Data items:
_ _ _ _
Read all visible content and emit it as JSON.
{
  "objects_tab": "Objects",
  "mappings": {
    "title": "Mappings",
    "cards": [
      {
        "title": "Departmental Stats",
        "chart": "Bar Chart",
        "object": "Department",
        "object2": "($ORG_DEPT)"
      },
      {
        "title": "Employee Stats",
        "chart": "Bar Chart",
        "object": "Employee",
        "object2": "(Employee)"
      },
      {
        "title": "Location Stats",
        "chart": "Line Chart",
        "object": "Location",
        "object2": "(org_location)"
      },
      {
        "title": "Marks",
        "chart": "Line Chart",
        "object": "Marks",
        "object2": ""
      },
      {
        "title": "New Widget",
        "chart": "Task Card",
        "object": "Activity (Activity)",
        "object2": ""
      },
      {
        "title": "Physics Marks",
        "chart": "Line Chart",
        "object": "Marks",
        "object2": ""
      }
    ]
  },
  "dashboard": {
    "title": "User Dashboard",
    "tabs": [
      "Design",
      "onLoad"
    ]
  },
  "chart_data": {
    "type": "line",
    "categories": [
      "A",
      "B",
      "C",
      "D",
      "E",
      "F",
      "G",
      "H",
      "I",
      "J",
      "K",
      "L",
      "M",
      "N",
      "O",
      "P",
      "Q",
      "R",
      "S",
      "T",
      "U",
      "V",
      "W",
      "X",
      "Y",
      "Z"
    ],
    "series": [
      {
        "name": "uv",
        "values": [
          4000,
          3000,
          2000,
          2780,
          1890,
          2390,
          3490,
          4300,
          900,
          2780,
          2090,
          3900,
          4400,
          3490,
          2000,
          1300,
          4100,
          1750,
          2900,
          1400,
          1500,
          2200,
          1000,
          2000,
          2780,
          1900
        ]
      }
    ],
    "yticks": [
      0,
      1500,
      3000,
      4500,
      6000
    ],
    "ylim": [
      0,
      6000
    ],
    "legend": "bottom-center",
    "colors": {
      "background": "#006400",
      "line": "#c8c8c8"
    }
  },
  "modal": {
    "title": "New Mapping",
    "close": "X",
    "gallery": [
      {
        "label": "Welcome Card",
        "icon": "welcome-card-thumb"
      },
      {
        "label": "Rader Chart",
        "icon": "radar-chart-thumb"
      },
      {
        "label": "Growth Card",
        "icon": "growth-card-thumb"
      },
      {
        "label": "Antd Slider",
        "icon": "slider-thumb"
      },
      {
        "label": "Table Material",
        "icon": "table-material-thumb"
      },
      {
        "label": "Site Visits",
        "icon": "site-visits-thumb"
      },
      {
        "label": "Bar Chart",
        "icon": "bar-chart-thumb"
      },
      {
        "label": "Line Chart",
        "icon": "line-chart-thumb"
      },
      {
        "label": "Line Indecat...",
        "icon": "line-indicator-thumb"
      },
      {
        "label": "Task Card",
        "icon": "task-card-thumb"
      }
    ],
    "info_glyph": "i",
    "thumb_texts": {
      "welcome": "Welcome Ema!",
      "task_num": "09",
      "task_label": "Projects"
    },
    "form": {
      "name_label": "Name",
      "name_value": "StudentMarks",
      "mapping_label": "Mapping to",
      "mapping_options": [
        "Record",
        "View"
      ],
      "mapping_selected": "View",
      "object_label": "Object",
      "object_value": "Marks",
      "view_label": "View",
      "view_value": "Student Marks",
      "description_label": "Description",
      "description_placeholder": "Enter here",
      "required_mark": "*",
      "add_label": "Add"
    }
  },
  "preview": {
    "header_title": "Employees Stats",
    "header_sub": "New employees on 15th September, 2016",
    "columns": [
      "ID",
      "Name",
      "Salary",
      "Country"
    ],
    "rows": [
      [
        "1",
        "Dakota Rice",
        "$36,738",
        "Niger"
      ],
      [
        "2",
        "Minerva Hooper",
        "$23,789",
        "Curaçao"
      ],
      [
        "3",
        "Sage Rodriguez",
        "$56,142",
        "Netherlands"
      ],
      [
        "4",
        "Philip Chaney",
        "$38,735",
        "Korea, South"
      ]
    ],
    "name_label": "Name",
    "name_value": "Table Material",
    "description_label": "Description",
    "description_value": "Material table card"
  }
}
_ _ _ _
#### STATED TASK
Retype the listing. Match it exactly.

#### EXERCISE ANSWER
Read all visible content and emit it as JSON.
{
  "objects_tab": "Objects",
  "mappings": {
    "title": "Mappings",
    "cards": [
      {
        "title": "Departmental Stats",
        "chart": "Bar Chart",
        "object": "Department",
        "object2": "($ORG_DEPT)"
      },
      {
        "title": "Employee Stats",
        "chart": "Bar Chart",
        "object": "Employee",
        "object2": "(Employee)"
      },
      {
        "title": "Location Stats",
        "chart": "Line Chart",
        "object": "Location",
        "object2": "(org_location)"
      },
      {
        "title": "Marks",
        "chart": "Line Chart",
        "object": "Marks",
        "object2": ""
      },
      {
        "title": "New Widget",
        "chart": "Task Card",
        "object": "Activity (Activity)",
        "object2": ""
      },
      {
        "title": "Physics Marks",
        "chart": "Line Chart",
        "object": "Marks",
        "object2": ""
      }
    ]
  },
  "dashboard": {
    "title": "User Dashboard",
    "tabs": [
      "Design",
      "onLoad"
    ]
  },
  "chart_data": {
    "type": "line",
    "categories": [
      "A",
      "B",
      "C",
      "D",
      "E",
      "F",
      "G",
      "H",
      "I",
      "J",
      "K",
      "L",
      "M",
      "N",
      "O",
      "P",
      "Q",
      "R",
      "S",
      "T",
      "U",
      "V",
      "W",
      "X",
      "Y",
      "Z"
    ],
    "series": [
      {
        "name": "uv",
        "values": [
          4000,
          3000,
          2000,
          2780,
          1890,
          2390,
          3490,
          4300,
          900,
          2780,
          2090,
          3900,
          4400,
          3490,
          2000,
          1300,
          4100,
          1750,
          2900,
          1400,
          1500,
          2200,
          1000,
          2000,
          2780,
          1900
        ]
      }
    ],
    "yticks": [
      0,
      1500,
      3000,
      4500,
      6000
    ],
    "ylim": [
      0,
      6000
    ],
    "legend": "bottom-center",
    "colors": {
      "background": "#006400",
      "line": "#c8c8c8"
    }
  },
  "modal": {
    "title": "New Mapping",
    "close": "X",
    "gallery": [
      {
        "label": "Welcome Card",
        "icon": "welcome-card-thumb"
      },
      {
        "label": "Rader Chart",
        "icon": "radar-chart-thumb"
      },
      {
        "label": "Growth Card",
        "icon": "growth-card-thumb"
      },
      {
        "label": "Antd Slider",
        "icon": "slider-thumb"
      },
      {
        "label": "Table Material",
        "icon": "table-material-thumb"
      },
      {
        "label": "Site Visits",
        "icon": "site-visits-thumb"
      },
      {
        "label": "Bar Chart",
        "icon": "bar-chart-thumb"
      },
      {
        "label": "Line Chart",
        "icon": "line-chart-thumb"
      },
      {
        "label": "Line Indecat...",
        "icon": "line-indicator-thumb"
      },
      {
        "label": "Task Card",
        "icon": "task-card-thumb"
      }
    ],
    "info_glyph": "i",
    "thumb_texts": {
      "welcome": "Welcome Ema!",
      "task_num": "09",
      "task_label": "Projects"
    },
    "form": {
      "name_label": "Name",
      "name_value": "StudentMarks",
      "mapping_label": "Mapping to",
      "mapping_options": [
        "Record",
        "View"
      ],
      "mapping_selected": "View",
      "object_label": "Object",
      "object_value": "Marks",
      "view_label": "View",
      "view_value": "Student Marks",
      "description_label": "Description",
      "description_placeholder": "Enter here",
      "required_mark": "*",
      "add_label": "Add"
    }
  },
  "preview": {
    "header_title": "Employees Stats",
    "header_sub": "New employees on 15th September, 2016",
    "columns": [
      "ID",
      "Name",
      "Salary",
      "Country"
    ],
    "rows": [
      [
        "1",
        "Dakota Rice",
        "$36,738",
        "Niger"
      ],
      [
        "2",
        "Minerva Hooper",
        "$23,789",
        "Curaçao"
      ],
      [
        "3",
        "Sage Rodriguez",
        "$56,142",
        "Netherlands"
      ],
      [
        "4",
        "Philip Chaney",
        "$38,735",
        "Korea, South"
      ]
    ],
    "name_label": "Name",
    "name_value": "Table Material",
    "description_label": "Description",
    "description_value": "Material table card"
  }
}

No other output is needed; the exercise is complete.